◆ **STATED TASK**: Compute how many lines in the entries below contain "your", and output nothing but the number.

◆ **DATA LINES**:
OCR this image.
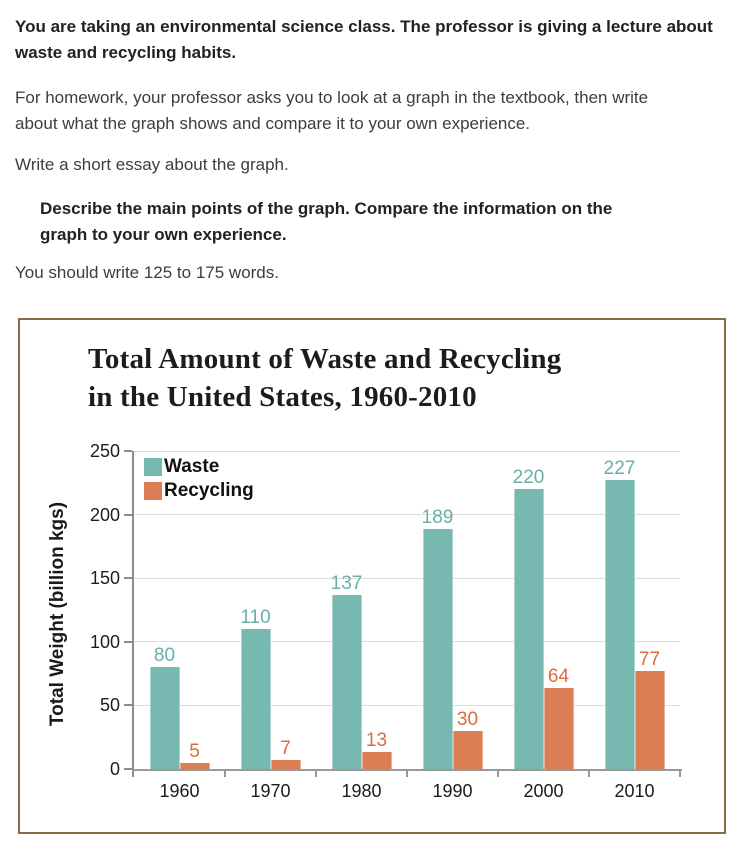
You are taking an environmental science class. The professor is giving a lecture about waste and recycling habits.

For homework, your professor asks you to look at a graph in the textbook, then write about what the graph shows and compare it to your own experience.

Write a short essay about the graph.

Describe the main points of the graph. Compare the information on the graph to your own experience.

You should write 125 to 175 words.

Total Amount of Waste and Recycling
in the United States, 1960-2010
Total Weight (billion kgs)
Waste
Recycling
0
50
100
150
200
250
1960
80
5
1970
110
7
1980
137
13
1990
189
30
2000
220
64
2010
227
77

◆ **OUTPUT FOR THIS EXERCISE**: 2